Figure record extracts
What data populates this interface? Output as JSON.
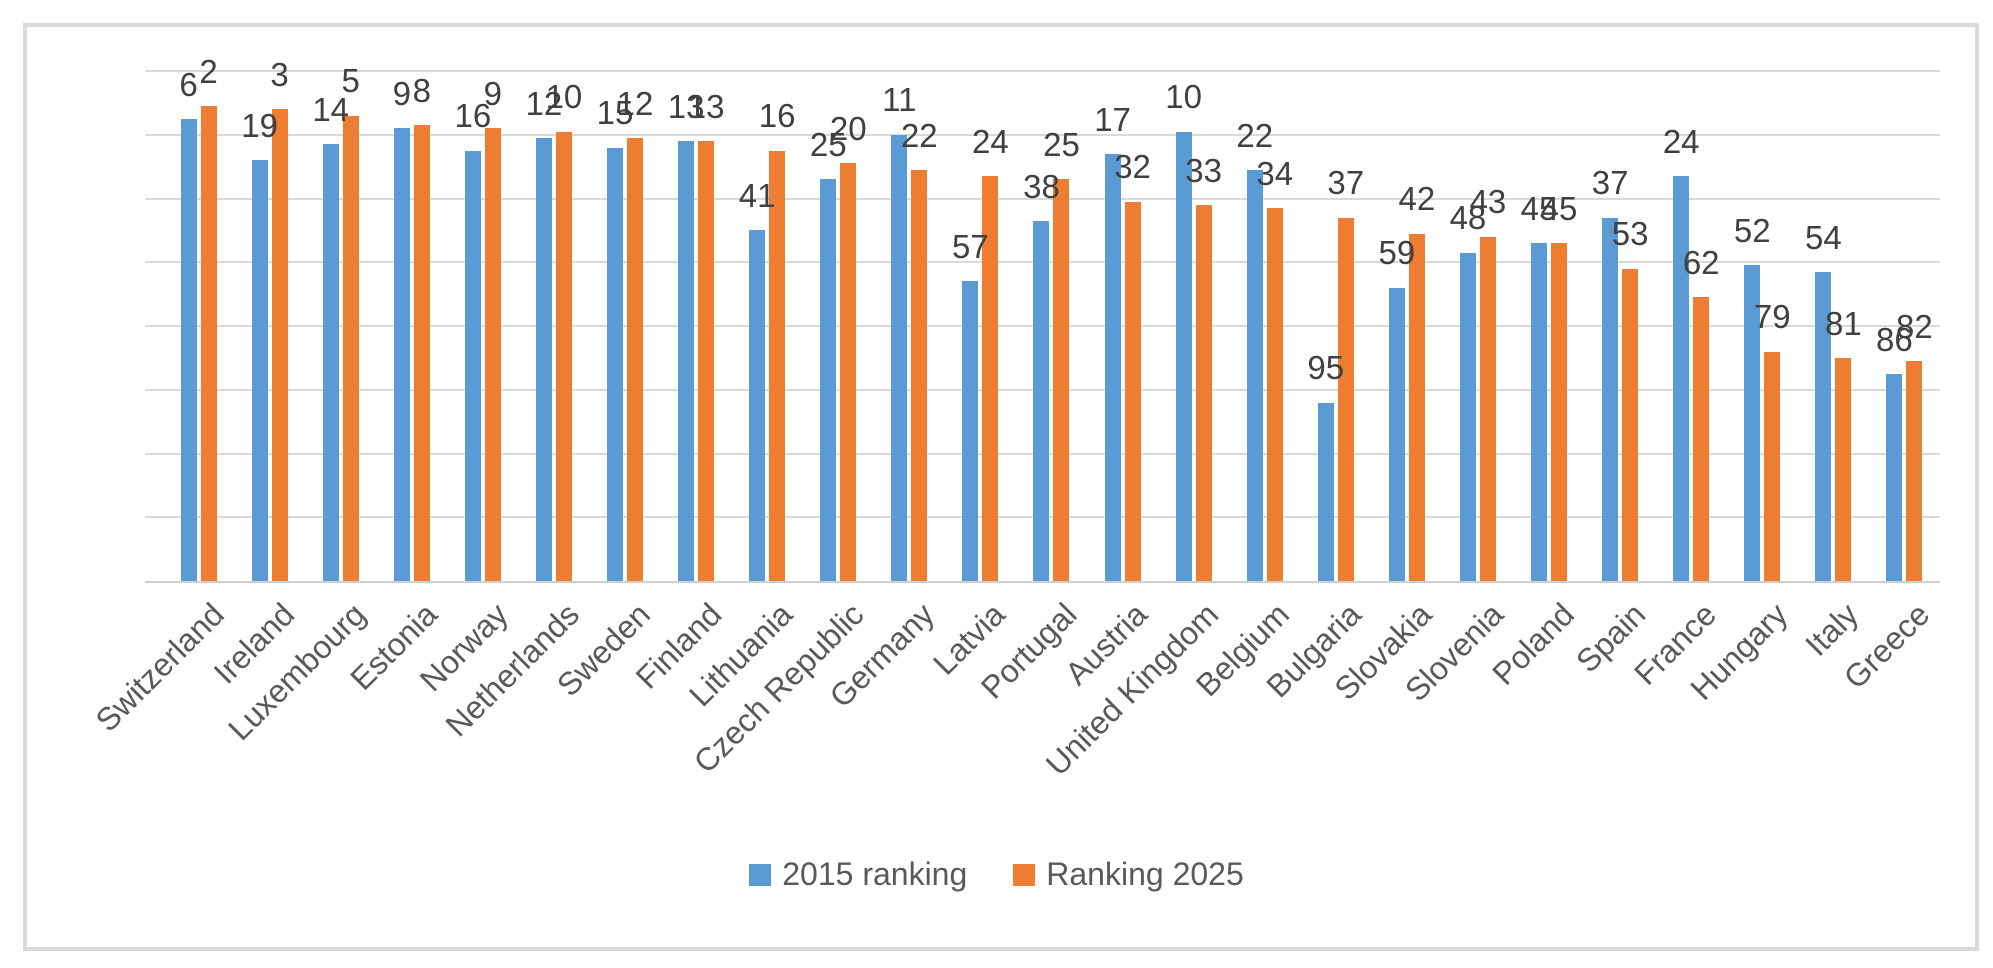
{
  "chart_data": {
    "type": "bar",
    "title": "",
    "categories": [
      "Switzerland",
      "Ireland",
      "Luxembourg",
      "Estonia",
      "Norway",
      "Netherlands",
      "Sweden",
      "Finland",
      "Lithuania",
      "Czech Republic",
      "Germany",
      "Latvia",
      "Portugal",
      "Austria",
      "United Kingdom",
      "Belgium",
      "Bulgaria",
      "Slovakia",
      "Slovenia",
      "Poland",
      "Spain",
      "France",
      "Hungary",
      "Italy",
      "Greece"
    ],
    "series": [
      {
        "name": "2015 ranking",
        "color": "#5B9BD5",
        "values": [
          6,
          19,
          14,
          9,
          16,
          12,
          15,
          13,
          41,
          25,
          11,
          57,
          38,
          17,
          10,
          22,
          95,
          59,
          48,
          45,
          37,
          24,
          52,
          54,
          86
        ]
      },
      {
        "name": "Ranking 2025",
        "color": "#ED7D31",
        "values": [
          2,
          3,
          5,
          8,
          9,
          10,
          12,
          13,
          16,
          20,
          22,
          24,
          25,
          32,
          33,
          34,
          37,
          42,
          43,
          45,
          53,
          62,
          79,
          81,
          82
        ]
      }
    ],
    "value_semantics": "country rank (lower number = better = taller bar)",
    "layout": {
      "bar_height_units_formula": "151 - rank",
      "units_axis_max": 160,
      "gridline_every_units": 20,
      "y_tick_labels": "none",
      "x_label_rotation_deg": 45,
      "legend_position": "bottom-center",
      "data_labels": "outside-end"
    },
    "colors": {
      "series_2015": "#5B9BD5",
      "series_2025": "#ED7D31",
      "gridline": "#D9D9D9",
      "axis_line": "#CFCFCF",
      "data_label_text": "#404040",
      "axis_text": "#595959",
      "frame_border": "#DADADA"
    }
  }
}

> **Exercise directions**
Reproduce the whole listing word for word, setting aside any pictures.

> **The solution**
What data populates this interface? Output as JSON.
{
  "chart_data": {
    "type": "bar",
    "title": "",
    "categories": [
      "Switzerland",
      "Ireland",
      "Luxembourg",
      "Estonia",
      "Norway",
      "Netherlands",
      "Sweden",
      "Finland",
      "Lithuania",
      "Czech Republic",
      "Germany",
      "Latvia",
      "Portugal",
      "Austria",
      "United Kingdom",
      "Belgium",
      "Bulgaria",
      "Slovakia",
      "Slovenia",
      "Poland",
      "Spain",
      "France",
      "Hungary",
      "Italy",
      "Greece"
    ],
    "series": [
      {
        "name": "2015 ranking",
        "color": "#5B9BD5",
        "values": [
          6,
          19,
          14,
          9,
          16,
          12,
          15,
          13,
          41,
          25,
          11,
          57,
          38,
          17,
          10,
          22,
          95,
          59,
          48,
          45,
          37,
          24,
          52,
          54,
          86
        ]
      },
      {
        "name": "Ranking 2025",
        "color": "#ED7D31",
        "values": [
          2,
          3,
          5,
          8,
          9,
          10,
          12,
          13,
          16,
          20,
          22,
          24,
          25,
          32,
          33,
          34,
          37,
          42,
          43,
          45,
          53,
          62,
          79,
          81,
          82
        ]
      }
    ],
    "value_semantics": "country rank (lower number = better = taller bar)",
    "layout": {
      "bar_height_units_formula": "151 - rank",
      "units_axis_max": 160,
      "gridline_every_units": 20,
      "y_tick_labels": "none",
      "x_label_rotation_deg": 45,
      "legend_position": "bottom-center",
      "data_labels": "outside-end"
    },
    "colors": {
      "series_2015": "#5B9BD5",
      "series_2025": "#ED7D31",
      "gridline": "#D9D9D9",
      "axis_line": "#CFCFCF",
      "data_label_text": "#404040",
      "axis_text": "#595959",
      "frame_border": "#DADADA"
    }
  }
}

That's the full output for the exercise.